* Direction: In this exercise, reproduce all the entries that follow exactly.

* Supplied data:
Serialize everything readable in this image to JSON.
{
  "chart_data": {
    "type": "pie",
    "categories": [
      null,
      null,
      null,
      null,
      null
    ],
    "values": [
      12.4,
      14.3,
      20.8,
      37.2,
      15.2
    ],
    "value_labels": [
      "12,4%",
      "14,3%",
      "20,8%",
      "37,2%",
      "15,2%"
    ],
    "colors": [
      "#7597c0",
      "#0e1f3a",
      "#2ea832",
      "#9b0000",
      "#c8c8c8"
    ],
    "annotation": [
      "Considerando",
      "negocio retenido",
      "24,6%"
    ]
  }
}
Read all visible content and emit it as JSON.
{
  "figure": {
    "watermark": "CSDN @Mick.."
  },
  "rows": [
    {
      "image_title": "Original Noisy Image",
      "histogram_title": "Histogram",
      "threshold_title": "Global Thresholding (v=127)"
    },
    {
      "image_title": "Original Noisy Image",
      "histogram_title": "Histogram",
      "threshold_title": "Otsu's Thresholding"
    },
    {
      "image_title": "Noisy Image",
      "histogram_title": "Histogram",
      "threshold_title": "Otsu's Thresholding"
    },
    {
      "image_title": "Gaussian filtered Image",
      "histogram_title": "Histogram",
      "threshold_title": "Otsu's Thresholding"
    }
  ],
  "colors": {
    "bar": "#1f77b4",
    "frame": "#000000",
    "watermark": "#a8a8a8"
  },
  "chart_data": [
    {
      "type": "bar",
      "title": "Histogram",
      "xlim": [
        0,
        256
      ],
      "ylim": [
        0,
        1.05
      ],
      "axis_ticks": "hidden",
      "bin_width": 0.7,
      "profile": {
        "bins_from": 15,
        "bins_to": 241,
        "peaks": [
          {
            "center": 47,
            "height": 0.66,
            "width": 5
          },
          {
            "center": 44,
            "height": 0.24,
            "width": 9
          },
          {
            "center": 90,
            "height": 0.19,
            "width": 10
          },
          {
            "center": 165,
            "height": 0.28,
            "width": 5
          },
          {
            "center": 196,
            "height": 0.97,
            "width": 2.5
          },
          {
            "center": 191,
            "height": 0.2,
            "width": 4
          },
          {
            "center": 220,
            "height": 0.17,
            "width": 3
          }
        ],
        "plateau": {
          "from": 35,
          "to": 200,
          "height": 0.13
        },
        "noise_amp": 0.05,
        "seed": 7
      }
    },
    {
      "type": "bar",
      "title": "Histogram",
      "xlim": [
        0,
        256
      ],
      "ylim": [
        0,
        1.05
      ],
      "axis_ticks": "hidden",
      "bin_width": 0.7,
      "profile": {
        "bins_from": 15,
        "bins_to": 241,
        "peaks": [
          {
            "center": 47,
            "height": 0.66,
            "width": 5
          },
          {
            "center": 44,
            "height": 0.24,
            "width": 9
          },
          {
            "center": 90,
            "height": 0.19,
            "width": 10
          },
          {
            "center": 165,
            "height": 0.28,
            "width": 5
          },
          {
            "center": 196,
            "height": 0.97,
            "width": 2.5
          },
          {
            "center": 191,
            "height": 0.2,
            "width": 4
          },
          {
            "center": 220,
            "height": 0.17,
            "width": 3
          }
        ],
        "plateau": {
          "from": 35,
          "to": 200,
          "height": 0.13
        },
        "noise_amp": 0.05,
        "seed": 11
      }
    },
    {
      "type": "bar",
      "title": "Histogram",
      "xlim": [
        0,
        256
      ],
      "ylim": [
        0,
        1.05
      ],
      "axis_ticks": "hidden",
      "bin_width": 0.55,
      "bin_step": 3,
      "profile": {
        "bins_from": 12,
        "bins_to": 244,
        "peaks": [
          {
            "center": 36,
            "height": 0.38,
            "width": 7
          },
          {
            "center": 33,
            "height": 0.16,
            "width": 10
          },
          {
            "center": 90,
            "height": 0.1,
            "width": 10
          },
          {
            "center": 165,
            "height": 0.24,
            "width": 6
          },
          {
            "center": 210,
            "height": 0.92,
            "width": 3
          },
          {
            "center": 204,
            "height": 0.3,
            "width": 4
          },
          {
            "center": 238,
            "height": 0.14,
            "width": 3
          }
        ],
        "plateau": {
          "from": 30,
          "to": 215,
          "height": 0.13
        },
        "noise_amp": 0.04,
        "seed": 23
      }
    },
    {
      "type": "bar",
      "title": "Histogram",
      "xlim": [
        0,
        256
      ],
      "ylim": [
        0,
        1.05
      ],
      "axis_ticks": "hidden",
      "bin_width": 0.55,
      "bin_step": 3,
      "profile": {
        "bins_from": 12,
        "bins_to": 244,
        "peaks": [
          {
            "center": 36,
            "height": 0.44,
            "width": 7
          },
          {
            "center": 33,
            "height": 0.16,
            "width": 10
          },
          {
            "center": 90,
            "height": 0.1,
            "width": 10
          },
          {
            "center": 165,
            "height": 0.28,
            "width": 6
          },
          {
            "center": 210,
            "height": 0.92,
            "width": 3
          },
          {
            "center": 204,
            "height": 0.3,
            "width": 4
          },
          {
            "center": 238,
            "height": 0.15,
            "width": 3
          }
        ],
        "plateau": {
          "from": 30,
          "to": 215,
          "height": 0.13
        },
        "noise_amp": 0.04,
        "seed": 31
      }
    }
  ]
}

* Expected answer:
Serialize everything readable in this image to JSON.
{
  "chart_data": {
    "type": "pie",
    "categories": [
      null,
      null,
      null,
      null,
      null
    ],
    "values": [
      12.4,
      14.3,
      20.8,
      37.2,
      15.2
    ],
    "value_labels": [
      "12,4%",
      "14,3%",
      "20,8%",
      "37,2%",
      "15,2%"
    ],
    "colors": [
      "#7597c0",
      "#0e1f3a",
      "#2ea832",
      "#9b0000",
      "#c8c8c8"
    ],
    "annotation": [
      "Considerando",
      "negocio retenido",
      "24,6%"
    ]
  }
}
Read all visible content and emit it as JSON.
{
  "figure": {
    "watermark": "CSDN @Mick.."
  },
  "rows": [
    {
      "image_title": "Original Noisy Image",
      "histogram_title": "Histogram",
      "threshold_title": "Global Thresholding (v=127)"
    },
    {
      "image_title": "Original Noisy Image",
      "histogram_title": "Histogram",
      "threshold_title": "Otsu's Thresholding"
    },
    {
      "image_title": "Noisy Image",
      "histogram_title": "Histogram",
      "threshold_title": "Otsu's Thresholding"
    },
    {
      "image_title": "Gaussian filtered Image",
      "histogram_title": "Histogram",
      "threshold_title": "Otsu's Thresholding"
    }
  ],
  "colors": {
    "bar": "#1f77b4",
    "frame": "#000000",
    "watermark": "#a8a8a8"
  },
  "chart_data": [
    {
      "type": "bar",
      "title": "Histogram",
      "xlim": [
        0,
        256
      ],
      "ylim": [
        0,
        1.05
      ],
      "axis_ticks": "hidden",
      "bin_width": 0.7,
      "profile": {
        "bins_from": 15,
        "bins_to": 241,
        "peaks": [
          {
            "center": 47,
            "height": 0.66,
            "width": 5
          },
          {
            "center": 44,
            "height": 0.24,
            "width": 9
          },
          {
            "center": 90,
            "height": 0.19,
            "width": 10
          },
          {
            "center": 165,
            "height": 0.28,
            "width": 5
          },
          {
            "center": 196,
            "height": 0.97,
            "width": 2.5
          },
          {
            "center": 191,
            "height": 0.2,
            "width": 4
          },
          {
            "center": 220,
            "height": 0.17,
            "width": 3
          }
        ],
        "plateau": {
          "from": 35,
          "to": 200,
          "height": 0.13
        },
        "noise_amp": 0.05,
        "seed": 7
      }
    },
    {
      "type": "bar",
      "title": "Histogram",
      "xlim": [
        0,
        256
      ],
      "ylim": [
        0,
        1.05
      ],
      "axis_ticks": "hidden",
      "bin_width": 0.7,
      "profile": {
        "bins_from": 15,
        "bins_to": 241,
        "peaks": [
          {
            "center": 47,
            "height": 0.66,
            "width": 5
          },
          {
            "center": 44,
            "height": 0.24,
            "width": 9
          },
          {
            "center": 90,
            "height": 0.19,
            "width": 10
          },
          {
            "center": 165,
            "height": 0.28,
            "width": 5
          },
          {
            "center": 196,
            "height": 0.97,
            "width": 2.5
          },
          {
            "center": 191,
            "height": 0.2,
            "width": 4
          },
          {
            "center": 220,
            "height": 0.17,
            "width": 3
          }
        ],
        "plateau": {
          "from": 35,
          "to": 200,
          "height": 0.13
        },
        "noise_amp": 0.05,
        "seed": 11
      }
    },
    {
      "type": "bar",
      "title": "Histogram",
      "xlim": [
        0,
        256
      ],
      "ylim": [
        0,
        1.05
      ],
      "axis_ticks": "hidden",
      "bin_width": 0.55,
      "bin_step": 3,
      "profile": {
        "bins_from": 12,
        "bins_to": 244,
        "peaks": [
          {
            "center": 36,
            "height": 0.38,
            "width": 7
          },
          {
            "center": 33,
            "height": 0.16,
            "width": 10
          },
          {
            "center": 90,
            "height": 0.1,
            "width": 10
          },
          {
            "center": 165,
            "height": 0.24,
            "width": 6
          },
          {
            "center": 210,
            "height": 0.92,
            "width": 3
          },
          {
            "center": 204,
            "height": 0.3,
            "width": 4
          },
          {
            "center": 238,
            "height": 0.14,
            "width": 3
          }
        ],
        "plateau": {
          "from": 30,
          "to": 215,
          "height": 0.13
        },
        "noise_amp": 0.04,
        "seed": 23
      }
    },
    {
      "type": "bar",
      "title": "Histogram",
      "xlim": [
        0,
        256
      ],
      "ylim": [
        0,
        1.05
      ],
      "axis_ticks": "hidden",
      "bin_width": 0.55,
      "bin_step": 3,
      "profile": {
        "bins_from": 12,
        "bins_to": 244,
        "peaks": [
          {
            "center": 36,
            "height": 0.44,
            "width": 7
          },
          {
            "center": 33,
            "height": 0.16,
            "width": 10
          },
          {
            "center": 90,
            "height": 0.1,
            "width": 10
          },
          {
            "center": 165,
            "height": 0.28,
            "width": 6
          },
          {
            "center": 210,
            "height": 0.92,
            "width": 3
          },
          {
            "center": 204,
            "height": 0.3,
            "width": 4
          },
          {
            "center": 238,
            "height": 0.15,
            "width": 3
          }
        ],
        "plateau": {
          "from": 30,
          "to": 215,
          "height": 0.13
        },
        "noise_amp": 0.04,
        "seed": 31
      }
    }
  ]
}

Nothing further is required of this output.